• Set task: Pull out every line below that holds the word "Фонд".
══════════════════════════════
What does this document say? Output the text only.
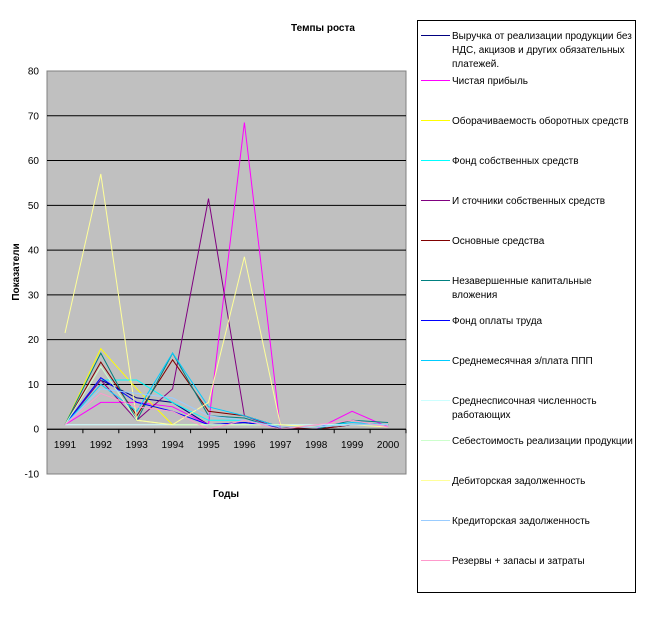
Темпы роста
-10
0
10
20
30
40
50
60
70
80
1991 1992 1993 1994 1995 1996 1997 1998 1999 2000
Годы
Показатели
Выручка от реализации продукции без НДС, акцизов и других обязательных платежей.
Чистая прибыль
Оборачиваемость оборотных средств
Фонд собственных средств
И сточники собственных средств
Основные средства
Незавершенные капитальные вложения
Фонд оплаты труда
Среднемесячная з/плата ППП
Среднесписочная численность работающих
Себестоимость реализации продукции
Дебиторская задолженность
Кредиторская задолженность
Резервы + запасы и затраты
══════════════════════════════
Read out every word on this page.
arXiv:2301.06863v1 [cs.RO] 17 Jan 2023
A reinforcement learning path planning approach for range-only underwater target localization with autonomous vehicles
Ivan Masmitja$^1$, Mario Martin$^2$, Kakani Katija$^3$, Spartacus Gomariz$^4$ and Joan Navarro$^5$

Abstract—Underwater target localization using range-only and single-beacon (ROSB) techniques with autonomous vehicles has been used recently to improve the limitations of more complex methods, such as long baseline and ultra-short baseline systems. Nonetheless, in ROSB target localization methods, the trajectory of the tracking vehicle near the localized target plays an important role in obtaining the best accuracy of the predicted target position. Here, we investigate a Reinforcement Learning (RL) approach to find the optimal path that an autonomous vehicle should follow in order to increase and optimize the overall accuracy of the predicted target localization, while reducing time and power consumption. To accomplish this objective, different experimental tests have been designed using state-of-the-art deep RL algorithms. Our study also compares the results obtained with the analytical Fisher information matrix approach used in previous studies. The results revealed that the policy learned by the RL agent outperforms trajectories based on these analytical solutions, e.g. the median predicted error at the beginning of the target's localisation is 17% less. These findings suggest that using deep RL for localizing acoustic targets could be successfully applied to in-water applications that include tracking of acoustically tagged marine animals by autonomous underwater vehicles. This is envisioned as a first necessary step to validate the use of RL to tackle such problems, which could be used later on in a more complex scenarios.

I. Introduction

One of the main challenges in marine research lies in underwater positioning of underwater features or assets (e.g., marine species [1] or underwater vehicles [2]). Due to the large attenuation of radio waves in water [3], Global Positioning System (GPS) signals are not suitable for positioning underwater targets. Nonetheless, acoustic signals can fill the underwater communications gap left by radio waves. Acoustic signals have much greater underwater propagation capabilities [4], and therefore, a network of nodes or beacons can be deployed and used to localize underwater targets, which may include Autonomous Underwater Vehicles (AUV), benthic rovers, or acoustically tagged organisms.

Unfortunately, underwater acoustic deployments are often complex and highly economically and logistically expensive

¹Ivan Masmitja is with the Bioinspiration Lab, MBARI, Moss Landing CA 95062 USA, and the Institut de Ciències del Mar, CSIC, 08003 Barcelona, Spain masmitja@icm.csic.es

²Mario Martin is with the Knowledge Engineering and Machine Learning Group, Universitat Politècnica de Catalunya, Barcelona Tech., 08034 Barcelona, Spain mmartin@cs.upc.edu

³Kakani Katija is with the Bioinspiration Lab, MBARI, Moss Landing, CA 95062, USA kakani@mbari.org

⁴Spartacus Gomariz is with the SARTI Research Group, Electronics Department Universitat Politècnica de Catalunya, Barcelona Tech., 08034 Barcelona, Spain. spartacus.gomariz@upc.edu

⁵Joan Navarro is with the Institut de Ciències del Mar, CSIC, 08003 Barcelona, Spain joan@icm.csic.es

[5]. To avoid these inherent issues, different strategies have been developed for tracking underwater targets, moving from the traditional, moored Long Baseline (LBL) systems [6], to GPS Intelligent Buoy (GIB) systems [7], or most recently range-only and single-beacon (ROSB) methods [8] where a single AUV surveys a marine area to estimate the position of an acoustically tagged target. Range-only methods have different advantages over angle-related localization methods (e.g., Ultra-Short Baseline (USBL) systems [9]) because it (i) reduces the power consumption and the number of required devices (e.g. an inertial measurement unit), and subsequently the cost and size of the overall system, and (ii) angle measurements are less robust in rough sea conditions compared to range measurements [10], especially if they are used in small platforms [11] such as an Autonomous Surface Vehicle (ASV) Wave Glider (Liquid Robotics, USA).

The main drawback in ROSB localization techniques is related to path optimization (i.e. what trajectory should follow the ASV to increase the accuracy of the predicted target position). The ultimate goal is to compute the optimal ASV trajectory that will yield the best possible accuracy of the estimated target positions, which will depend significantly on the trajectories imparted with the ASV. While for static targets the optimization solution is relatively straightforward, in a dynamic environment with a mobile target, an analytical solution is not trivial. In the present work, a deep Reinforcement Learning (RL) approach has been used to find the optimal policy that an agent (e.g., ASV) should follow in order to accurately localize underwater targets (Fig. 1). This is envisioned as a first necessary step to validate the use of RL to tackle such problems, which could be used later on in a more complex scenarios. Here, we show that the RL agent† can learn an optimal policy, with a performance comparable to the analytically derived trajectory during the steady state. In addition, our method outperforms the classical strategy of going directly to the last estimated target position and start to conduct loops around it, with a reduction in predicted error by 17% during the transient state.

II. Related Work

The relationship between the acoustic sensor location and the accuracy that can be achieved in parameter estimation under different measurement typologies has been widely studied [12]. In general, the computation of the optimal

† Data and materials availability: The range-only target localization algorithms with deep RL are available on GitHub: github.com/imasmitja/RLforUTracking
══════════════════════════════
• Right answer:
Фонд собственных средств
Фонд оплаты труда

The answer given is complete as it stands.